Directive: Check each line of the listing, and copy it if it contains the word "text".

Data items:
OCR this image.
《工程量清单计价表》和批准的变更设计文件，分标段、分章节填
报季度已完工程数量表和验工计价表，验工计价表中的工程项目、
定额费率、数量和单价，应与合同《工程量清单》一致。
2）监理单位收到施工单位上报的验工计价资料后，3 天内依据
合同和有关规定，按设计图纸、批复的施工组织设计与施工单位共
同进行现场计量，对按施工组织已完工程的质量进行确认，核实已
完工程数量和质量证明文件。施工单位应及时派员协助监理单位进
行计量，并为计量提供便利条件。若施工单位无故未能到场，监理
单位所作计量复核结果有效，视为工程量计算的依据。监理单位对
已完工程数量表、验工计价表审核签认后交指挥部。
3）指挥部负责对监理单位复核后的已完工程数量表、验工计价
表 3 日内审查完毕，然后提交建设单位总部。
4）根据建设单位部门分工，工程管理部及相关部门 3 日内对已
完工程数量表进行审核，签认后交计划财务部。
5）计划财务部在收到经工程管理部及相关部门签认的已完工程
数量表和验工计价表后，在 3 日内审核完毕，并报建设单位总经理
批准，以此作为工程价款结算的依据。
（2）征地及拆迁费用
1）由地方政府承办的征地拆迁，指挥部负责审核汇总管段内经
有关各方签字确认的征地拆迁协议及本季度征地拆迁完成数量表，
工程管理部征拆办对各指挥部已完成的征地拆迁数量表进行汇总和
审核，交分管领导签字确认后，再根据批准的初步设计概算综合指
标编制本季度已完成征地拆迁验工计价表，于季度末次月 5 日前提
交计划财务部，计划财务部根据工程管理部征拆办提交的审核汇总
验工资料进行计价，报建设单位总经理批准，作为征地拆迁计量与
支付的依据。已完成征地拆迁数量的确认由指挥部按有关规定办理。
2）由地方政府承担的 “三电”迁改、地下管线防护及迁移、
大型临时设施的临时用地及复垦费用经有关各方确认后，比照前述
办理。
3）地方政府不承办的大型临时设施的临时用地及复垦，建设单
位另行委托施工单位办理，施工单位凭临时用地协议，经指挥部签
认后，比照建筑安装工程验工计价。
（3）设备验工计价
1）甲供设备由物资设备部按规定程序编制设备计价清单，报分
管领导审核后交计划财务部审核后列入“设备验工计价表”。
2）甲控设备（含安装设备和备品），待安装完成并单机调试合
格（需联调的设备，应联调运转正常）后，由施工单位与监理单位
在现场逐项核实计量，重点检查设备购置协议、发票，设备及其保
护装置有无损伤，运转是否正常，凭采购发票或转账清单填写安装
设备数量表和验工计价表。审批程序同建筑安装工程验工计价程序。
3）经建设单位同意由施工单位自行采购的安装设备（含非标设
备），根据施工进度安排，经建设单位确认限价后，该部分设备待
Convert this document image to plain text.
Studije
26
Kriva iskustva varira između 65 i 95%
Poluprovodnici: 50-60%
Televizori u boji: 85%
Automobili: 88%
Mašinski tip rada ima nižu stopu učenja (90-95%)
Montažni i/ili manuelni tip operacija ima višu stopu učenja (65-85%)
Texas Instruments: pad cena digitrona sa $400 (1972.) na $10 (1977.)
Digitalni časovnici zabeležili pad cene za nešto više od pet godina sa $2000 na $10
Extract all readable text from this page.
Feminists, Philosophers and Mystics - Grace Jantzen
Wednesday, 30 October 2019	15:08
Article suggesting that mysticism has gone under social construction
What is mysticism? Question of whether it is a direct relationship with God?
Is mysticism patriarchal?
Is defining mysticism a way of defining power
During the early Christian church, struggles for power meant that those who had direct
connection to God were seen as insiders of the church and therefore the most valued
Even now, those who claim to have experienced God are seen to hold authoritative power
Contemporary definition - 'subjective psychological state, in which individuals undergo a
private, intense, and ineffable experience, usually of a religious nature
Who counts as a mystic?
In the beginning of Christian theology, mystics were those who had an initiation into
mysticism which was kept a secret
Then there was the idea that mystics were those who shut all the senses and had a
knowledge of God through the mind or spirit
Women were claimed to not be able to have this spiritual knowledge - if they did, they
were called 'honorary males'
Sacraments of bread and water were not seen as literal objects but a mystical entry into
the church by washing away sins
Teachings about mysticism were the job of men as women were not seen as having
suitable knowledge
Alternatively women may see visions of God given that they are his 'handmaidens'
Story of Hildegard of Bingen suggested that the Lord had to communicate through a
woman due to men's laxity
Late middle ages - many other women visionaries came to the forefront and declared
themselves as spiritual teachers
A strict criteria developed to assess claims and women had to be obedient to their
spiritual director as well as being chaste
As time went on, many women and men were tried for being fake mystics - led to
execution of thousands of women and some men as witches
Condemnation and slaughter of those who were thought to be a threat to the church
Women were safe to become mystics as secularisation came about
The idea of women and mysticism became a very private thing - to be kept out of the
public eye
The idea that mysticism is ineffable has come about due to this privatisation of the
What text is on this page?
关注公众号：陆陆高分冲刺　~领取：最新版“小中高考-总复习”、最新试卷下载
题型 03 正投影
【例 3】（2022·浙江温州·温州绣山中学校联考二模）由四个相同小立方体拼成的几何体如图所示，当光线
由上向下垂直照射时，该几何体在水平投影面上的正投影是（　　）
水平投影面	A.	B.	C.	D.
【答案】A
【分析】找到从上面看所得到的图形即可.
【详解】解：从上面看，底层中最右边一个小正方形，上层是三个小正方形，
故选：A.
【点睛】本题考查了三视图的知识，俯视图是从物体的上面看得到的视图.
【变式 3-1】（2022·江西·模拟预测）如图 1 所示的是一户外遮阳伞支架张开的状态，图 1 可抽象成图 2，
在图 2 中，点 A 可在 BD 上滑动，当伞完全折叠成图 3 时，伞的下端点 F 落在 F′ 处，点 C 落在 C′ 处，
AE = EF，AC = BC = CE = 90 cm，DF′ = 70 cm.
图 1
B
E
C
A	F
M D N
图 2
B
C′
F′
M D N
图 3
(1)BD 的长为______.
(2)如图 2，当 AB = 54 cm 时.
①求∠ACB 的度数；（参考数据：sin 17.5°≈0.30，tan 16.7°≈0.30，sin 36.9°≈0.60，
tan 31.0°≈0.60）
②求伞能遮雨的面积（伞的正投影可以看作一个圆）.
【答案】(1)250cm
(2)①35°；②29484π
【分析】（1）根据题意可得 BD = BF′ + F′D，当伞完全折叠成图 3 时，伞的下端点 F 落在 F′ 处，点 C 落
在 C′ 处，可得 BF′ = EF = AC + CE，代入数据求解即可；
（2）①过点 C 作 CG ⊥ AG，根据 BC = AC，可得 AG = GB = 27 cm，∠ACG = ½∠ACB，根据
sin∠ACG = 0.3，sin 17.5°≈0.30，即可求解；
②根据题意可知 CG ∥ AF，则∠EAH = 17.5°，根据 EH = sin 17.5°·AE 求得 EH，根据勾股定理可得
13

Expected answer:
Convert this document image to plain text.
Extract all readable text from this page.
What text is on this page?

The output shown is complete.